Task prompt: Retype the rows below, from the start of the rows through the line that contains "- status-bar: 头条", keeping every character unchanged and including both ends.

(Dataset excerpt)
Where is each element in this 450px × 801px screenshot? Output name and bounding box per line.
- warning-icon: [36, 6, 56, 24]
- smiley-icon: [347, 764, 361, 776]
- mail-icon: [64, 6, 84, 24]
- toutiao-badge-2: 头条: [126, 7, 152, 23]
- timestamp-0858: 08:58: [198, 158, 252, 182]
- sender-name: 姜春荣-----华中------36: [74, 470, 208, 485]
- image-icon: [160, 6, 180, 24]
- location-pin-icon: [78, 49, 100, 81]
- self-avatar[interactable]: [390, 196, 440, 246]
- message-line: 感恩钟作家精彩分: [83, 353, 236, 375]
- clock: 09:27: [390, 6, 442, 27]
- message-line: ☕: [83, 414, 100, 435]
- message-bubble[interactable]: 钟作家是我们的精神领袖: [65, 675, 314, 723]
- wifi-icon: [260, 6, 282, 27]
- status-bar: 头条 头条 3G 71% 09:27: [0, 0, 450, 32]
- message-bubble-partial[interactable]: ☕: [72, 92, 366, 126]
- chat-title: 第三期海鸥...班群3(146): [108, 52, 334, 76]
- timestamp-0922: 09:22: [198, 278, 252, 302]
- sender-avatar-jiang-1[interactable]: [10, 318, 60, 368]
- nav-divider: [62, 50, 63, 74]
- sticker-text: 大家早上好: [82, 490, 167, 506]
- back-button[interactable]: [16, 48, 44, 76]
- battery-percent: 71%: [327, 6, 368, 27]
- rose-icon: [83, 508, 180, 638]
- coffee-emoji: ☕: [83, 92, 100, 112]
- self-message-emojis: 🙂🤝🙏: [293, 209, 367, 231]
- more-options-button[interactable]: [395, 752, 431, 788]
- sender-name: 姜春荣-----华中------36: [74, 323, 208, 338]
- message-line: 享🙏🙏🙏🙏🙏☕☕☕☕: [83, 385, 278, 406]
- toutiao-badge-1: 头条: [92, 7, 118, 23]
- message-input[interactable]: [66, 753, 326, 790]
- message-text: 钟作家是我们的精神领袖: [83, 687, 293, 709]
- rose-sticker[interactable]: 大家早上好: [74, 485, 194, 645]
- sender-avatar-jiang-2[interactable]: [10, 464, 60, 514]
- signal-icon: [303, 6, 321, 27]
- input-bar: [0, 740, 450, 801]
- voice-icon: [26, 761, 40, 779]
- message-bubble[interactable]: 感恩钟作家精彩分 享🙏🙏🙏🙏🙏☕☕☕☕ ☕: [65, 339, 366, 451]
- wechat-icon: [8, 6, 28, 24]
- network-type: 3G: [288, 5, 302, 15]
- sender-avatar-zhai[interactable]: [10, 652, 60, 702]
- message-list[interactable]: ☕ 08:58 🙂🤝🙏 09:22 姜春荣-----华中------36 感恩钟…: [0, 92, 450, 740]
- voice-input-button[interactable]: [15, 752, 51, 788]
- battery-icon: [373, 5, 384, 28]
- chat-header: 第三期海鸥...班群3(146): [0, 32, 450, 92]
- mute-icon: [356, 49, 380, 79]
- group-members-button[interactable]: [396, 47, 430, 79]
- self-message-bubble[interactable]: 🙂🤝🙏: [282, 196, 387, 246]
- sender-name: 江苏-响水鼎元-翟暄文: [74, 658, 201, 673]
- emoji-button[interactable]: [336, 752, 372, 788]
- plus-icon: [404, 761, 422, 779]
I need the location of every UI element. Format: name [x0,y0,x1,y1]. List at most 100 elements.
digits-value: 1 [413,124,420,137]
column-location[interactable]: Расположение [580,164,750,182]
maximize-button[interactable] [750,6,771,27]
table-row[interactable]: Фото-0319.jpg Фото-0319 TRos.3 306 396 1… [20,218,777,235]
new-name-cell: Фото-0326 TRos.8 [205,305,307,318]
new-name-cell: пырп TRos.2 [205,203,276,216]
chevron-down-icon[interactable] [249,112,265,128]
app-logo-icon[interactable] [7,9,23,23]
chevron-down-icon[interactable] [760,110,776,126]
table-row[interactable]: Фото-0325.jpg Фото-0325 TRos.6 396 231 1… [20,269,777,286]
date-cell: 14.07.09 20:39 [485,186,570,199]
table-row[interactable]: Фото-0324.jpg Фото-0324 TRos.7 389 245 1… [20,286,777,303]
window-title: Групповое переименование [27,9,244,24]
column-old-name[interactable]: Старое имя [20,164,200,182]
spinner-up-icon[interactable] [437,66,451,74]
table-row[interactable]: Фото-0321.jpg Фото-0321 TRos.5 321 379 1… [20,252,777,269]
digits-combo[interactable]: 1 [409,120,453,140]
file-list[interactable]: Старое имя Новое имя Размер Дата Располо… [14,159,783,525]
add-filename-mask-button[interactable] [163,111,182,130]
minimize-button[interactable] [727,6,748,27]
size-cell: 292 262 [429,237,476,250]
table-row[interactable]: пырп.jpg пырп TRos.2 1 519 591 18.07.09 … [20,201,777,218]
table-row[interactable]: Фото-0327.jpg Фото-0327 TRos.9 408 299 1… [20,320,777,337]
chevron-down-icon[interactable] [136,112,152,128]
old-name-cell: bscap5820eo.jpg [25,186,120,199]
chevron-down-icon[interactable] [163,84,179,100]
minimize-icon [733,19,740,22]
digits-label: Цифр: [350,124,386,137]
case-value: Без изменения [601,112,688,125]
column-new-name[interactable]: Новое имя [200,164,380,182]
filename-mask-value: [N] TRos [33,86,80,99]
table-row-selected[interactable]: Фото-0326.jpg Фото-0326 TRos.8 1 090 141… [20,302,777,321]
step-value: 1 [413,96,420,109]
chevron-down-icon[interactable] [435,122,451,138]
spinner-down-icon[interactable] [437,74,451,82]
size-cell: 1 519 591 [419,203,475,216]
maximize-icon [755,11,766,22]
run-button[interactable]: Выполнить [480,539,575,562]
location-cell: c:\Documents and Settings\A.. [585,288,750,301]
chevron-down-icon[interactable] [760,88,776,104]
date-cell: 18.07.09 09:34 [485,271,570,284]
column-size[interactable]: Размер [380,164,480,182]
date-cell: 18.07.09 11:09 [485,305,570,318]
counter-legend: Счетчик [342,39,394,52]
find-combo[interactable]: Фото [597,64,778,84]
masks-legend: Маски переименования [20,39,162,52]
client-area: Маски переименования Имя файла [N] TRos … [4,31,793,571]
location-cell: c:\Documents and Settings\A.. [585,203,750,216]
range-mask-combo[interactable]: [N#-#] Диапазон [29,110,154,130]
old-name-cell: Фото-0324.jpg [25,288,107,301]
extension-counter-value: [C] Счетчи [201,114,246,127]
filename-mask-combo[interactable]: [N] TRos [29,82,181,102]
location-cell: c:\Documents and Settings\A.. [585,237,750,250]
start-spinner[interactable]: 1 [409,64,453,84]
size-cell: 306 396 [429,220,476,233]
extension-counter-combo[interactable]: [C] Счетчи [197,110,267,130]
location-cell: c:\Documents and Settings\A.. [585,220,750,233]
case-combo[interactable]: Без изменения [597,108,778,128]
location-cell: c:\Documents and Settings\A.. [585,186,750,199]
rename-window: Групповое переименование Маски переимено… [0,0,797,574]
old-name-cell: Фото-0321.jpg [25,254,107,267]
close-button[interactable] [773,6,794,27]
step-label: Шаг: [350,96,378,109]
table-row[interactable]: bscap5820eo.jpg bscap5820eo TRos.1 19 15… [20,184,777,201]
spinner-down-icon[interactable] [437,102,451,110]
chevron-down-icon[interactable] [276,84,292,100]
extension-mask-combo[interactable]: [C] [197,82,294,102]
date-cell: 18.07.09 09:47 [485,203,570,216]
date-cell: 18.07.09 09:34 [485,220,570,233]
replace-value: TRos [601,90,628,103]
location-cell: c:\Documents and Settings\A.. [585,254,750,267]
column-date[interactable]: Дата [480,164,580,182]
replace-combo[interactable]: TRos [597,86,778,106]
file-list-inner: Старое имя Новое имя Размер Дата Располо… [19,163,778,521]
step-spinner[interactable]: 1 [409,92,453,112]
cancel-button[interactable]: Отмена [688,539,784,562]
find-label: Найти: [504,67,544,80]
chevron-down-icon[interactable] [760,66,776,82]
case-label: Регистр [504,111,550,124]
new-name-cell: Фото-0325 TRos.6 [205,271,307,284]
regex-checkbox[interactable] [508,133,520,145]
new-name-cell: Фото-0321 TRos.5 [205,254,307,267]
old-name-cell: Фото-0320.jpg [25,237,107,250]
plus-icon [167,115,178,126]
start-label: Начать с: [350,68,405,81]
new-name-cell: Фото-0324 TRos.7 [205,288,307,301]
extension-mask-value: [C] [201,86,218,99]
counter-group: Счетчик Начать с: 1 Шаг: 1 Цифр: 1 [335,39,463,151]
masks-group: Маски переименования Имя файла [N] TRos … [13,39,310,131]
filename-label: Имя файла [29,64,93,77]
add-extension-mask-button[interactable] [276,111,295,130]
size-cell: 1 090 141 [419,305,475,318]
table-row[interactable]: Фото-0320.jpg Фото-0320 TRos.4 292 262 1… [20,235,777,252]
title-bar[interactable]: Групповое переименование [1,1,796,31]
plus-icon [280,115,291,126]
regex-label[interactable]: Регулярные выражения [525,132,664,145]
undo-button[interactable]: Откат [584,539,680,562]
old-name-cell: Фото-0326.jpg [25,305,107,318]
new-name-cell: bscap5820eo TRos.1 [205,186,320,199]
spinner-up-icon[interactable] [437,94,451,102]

Response to this exercise:
Where is each element in this 450px × 801px screenshot? Output name and bounding box per line.
- warning-icon: [36, 6, 56, 24]
- smiley-icon: [347, 764, 361, 776]
- mail-icon: [64, 6, 84, 24]
- toutiao-badge-2: 头条: [126, 7, 152, 23]
- timestamp-0858: 08:58: [198, 158, 252, 182]
- sender-name: 姜春荣-----华中------36: [74, 470, 208, 485]
- image-icon: [160, 6, 180, 24]
- location-pin-icon: [78, 49, 100, 81]
- self-avatar[interactable]: [390, 196, 440, 246]
- message-line: 感恩钟作家精彩分: [83, 353, 236, 375]
- clock: 09:27: [390, 6, 442, 27]
- message-line: ☕: [83, 414, 100, 435]
- message-bubble[interactable]: 钟作家是我们的精神领袖: [65, 675, 314, 723]
- wifi-icon: [260, 6, 282, 27]
- status-bar: 头条 头条 3G 71% 09:27: [0, 0, 450, 32]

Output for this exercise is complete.